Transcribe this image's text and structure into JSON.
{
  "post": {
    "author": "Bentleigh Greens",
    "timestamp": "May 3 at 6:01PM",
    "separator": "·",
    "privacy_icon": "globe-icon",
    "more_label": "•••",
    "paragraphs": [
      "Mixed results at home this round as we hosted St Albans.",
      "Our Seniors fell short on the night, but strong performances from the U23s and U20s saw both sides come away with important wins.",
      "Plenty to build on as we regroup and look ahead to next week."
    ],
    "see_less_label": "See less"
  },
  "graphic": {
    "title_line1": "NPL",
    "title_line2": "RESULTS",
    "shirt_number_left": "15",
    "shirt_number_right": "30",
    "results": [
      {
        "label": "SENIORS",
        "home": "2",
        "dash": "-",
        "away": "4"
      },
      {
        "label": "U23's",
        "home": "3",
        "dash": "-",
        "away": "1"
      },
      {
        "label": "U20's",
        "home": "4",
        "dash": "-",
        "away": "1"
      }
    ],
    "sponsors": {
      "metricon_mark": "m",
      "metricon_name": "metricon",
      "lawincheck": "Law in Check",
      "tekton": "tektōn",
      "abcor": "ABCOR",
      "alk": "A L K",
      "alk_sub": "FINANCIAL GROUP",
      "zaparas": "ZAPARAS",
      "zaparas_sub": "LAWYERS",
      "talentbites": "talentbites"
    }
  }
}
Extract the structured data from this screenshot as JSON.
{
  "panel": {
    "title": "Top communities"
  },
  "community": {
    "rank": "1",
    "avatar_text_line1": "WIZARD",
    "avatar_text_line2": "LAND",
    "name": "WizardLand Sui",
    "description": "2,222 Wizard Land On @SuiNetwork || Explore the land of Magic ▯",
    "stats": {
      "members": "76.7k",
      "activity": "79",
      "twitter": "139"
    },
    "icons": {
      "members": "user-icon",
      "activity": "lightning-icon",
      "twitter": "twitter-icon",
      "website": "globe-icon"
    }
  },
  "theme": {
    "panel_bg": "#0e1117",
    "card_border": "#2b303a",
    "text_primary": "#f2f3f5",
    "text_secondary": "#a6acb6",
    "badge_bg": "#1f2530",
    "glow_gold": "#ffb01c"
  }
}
════
- _PROBLEM REQUIREMENTS_: Copy out each line of the data where the string "away" appears.

- _IN RESPONSE_:
      "Our Seniors fell short on the night, but strong performances from the U23s and U20s saw both sides come away with important wins.",
        "away": "4"
        "away": "1"
        "away": "1"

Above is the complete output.